— Start Stored data —
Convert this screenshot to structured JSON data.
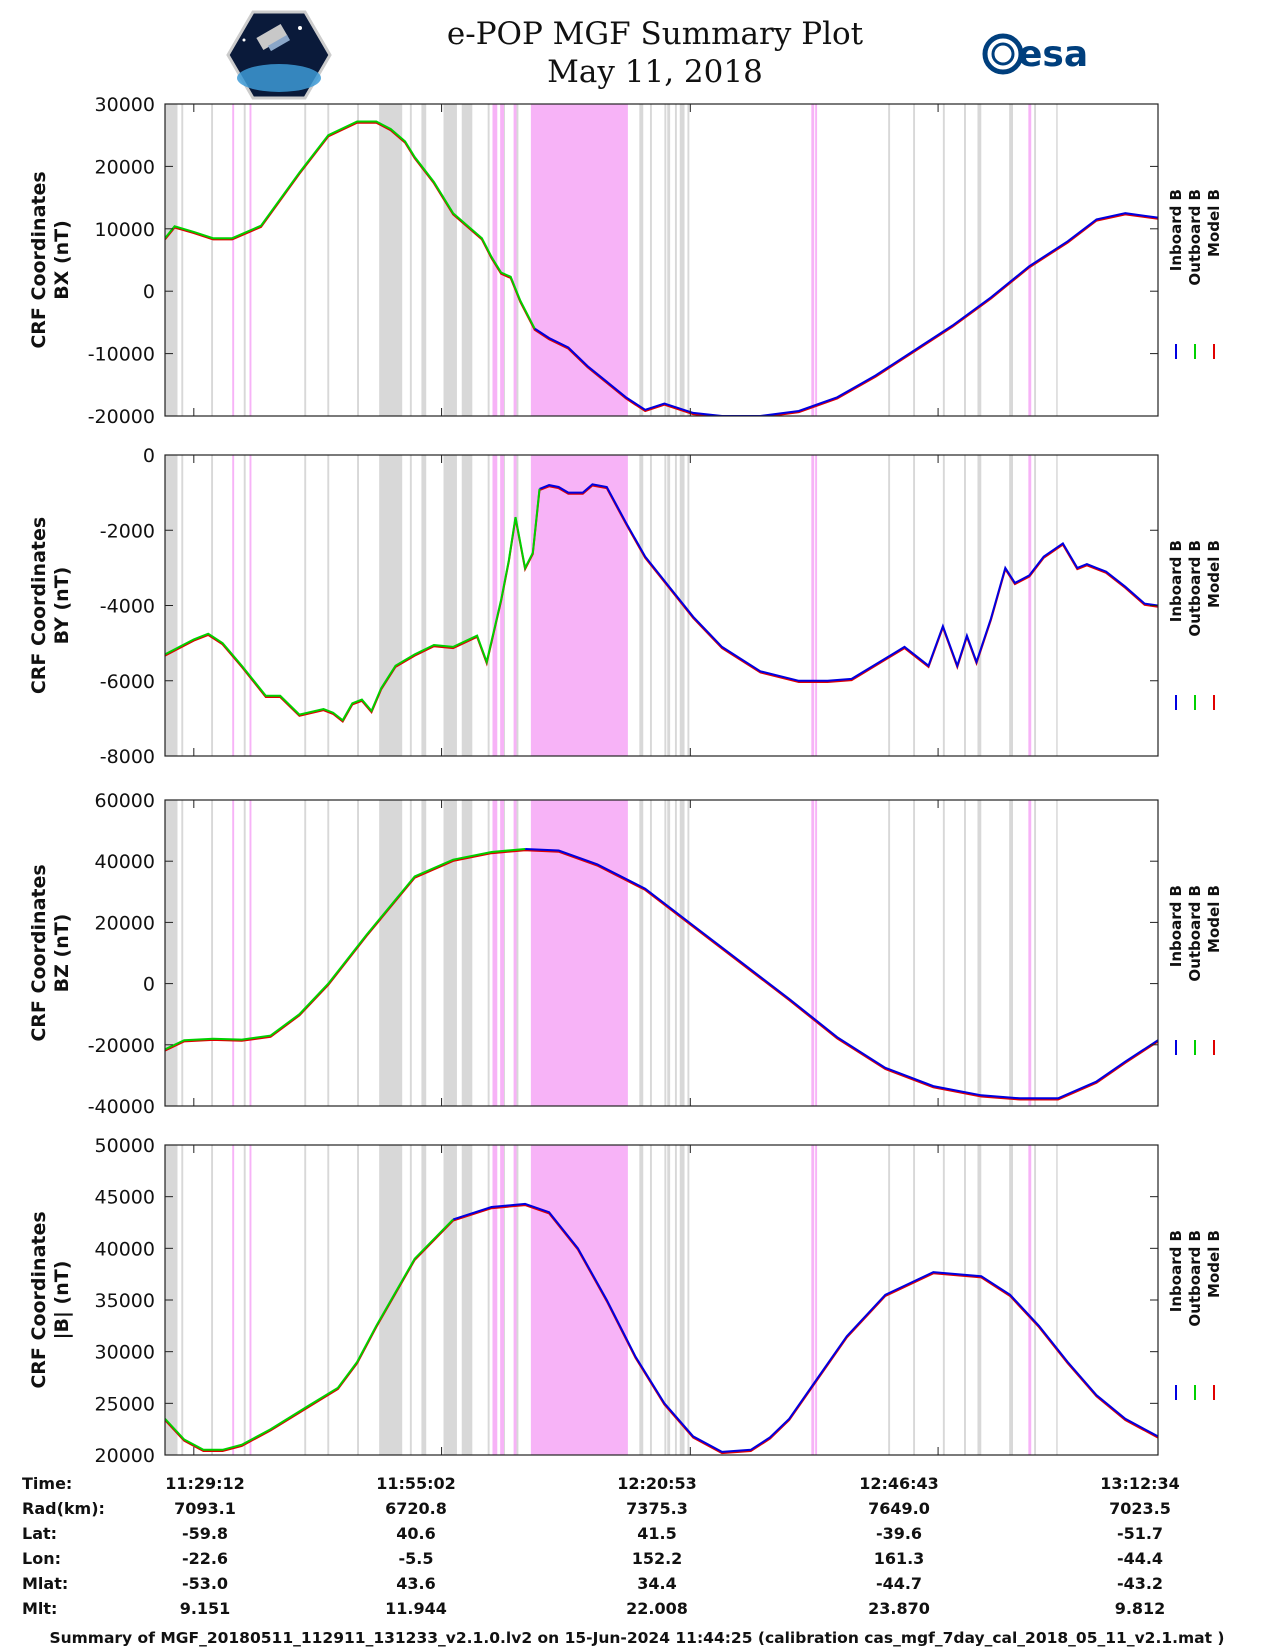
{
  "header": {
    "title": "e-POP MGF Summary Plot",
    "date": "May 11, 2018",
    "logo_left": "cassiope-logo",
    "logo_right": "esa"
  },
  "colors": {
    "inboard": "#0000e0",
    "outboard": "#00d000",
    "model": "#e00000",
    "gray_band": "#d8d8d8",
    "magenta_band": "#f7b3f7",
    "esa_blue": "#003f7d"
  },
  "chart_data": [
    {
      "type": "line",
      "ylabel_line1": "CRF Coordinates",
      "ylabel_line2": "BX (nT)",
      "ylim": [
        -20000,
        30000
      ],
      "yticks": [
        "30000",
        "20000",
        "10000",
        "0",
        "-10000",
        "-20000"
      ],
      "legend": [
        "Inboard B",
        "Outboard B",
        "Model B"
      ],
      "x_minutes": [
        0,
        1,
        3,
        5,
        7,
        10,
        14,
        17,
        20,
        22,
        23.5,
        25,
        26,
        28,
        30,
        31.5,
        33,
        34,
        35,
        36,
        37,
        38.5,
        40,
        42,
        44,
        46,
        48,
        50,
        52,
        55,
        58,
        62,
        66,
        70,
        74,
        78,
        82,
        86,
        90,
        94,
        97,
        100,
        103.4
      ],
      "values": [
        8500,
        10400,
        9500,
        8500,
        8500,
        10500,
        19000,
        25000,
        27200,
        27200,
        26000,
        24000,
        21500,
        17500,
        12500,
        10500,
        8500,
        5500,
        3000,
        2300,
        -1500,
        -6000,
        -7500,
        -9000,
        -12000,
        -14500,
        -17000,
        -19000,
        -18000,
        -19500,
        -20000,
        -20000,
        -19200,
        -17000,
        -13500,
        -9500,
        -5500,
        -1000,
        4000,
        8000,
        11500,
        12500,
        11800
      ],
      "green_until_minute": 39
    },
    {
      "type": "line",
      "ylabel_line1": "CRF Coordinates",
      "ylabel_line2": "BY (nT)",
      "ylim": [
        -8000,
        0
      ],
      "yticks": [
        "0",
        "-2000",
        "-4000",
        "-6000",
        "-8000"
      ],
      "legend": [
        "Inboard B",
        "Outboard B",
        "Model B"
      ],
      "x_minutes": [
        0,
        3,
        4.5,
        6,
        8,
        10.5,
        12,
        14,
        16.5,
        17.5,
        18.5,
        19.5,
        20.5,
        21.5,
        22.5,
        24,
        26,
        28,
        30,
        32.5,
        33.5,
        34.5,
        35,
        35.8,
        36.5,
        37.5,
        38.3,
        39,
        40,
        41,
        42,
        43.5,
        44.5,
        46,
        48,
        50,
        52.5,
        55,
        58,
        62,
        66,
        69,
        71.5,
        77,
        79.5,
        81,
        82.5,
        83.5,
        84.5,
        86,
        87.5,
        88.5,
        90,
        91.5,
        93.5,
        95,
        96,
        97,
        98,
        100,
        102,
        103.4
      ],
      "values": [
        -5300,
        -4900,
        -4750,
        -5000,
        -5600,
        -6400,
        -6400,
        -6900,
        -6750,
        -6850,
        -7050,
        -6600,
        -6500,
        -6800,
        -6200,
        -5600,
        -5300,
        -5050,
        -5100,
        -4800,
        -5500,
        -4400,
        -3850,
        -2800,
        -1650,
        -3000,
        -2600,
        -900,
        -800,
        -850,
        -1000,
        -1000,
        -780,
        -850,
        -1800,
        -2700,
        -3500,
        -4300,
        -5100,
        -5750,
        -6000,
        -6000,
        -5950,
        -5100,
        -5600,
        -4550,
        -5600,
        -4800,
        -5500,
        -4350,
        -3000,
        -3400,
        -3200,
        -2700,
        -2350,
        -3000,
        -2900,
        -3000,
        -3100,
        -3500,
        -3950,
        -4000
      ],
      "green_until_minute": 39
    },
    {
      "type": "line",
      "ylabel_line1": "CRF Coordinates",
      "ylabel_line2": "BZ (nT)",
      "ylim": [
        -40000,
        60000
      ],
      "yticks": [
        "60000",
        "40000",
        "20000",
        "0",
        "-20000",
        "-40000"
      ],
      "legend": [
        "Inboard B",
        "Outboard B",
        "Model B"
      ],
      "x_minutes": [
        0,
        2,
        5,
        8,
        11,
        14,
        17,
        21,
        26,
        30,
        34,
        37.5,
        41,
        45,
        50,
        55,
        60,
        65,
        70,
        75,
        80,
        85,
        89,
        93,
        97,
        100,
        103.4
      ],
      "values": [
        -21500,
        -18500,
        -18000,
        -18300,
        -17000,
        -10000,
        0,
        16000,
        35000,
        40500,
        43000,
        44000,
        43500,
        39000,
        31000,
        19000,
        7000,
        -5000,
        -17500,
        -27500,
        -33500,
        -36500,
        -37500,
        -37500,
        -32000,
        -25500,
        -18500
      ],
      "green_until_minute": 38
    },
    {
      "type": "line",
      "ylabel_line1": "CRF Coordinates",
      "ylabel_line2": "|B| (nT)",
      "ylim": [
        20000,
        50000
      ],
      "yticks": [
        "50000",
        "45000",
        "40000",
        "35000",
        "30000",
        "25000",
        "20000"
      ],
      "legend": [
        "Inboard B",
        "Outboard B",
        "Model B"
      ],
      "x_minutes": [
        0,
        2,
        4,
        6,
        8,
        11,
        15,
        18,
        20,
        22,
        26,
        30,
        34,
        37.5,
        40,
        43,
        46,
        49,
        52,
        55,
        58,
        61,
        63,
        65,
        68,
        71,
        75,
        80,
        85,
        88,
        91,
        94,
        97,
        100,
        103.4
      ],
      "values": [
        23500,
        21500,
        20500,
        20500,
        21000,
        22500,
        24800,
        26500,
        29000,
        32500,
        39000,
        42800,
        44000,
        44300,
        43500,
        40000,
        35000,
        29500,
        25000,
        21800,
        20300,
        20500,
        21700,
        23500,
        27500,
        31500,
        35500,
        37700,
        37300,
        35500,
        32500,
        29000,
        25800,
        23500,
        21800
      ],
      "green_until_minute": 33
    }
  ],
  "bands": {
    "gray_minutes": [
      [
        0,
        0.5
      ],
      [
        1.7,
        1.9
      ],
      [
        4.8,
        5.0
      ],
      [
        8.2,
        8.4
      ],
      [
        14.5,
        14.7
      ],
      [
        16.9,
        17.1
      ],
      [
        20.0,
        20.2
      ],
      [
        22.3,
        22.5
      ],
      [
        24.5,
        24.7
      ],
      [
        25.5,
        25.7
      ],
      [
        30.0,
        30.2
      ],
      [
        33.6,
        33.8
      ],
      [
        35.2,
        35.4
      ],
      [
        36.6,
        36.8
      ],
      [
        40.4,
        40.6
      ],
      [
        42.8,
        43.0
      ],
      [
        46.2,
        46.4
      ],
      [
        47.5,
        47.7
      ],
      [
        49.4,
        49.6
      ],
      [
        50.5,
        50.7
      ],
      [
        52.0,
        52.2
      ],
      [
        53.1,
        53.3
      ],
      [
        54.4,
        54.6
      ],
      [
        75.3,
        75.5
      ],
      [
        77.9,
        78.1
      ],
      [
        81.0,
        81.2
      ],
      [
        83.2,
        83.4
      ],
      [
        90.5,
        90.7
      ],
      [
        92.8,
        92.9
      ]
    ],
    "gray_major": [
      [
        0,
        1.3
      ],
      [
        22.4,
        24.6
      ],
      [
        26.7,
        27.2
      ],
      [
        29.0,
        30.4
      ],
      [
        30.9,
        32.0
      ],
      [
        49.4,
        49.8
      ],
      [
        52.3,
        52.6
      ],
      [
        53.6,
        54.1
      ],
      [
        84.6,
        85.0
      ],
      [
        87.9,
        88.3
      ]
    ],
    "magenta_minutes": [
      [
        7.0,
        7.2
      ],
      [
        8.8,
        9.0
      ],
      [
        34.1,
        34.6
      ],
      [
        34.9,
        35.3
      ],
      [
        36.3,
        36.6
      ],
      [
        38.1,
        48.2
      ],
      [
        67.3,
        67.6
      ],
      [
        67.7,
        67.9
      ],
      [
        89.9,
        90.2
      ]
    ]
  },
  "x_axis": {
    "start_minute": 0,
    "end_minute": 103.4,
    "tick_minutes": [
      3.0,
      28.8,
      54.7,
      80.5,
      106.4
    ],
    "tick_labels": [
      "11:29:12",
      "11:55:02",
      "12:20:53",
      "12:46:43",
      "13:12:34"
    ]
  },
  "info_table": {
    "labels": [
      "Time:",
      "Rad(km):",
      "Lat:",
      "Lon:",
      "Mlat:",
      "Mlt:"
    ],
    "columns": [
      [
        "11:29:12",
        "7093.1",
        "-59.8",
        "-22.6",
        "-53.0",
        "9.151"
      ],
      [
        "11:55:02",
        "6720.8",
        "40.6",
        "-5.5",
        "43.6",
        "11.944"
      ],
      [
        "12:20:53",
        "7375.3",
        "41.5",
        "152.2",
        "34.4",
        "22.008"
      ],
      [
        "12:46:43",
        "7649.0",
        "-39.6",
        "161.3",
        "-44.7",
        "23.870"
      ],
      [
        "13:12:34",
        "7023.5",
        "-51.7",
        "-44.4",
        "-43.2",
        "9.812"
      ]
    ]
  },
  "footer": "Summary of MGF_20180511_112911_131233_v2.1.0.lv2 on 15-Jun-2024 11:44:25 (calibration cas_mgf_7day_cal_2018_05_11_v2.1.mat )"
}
— End Stored data —
Write out every line of the preceding listing that contains "Summary".

### Response below:
    "title": "e-POP MGF Summary Plot",
  "footer": "Summary of MGF_20180511_112911_131233_v2.1.0.lv2 on 15-Jun-2024 11:44:25 (calibration cas_mgf_7day_cal_2018_05_11_v2.1.mat )"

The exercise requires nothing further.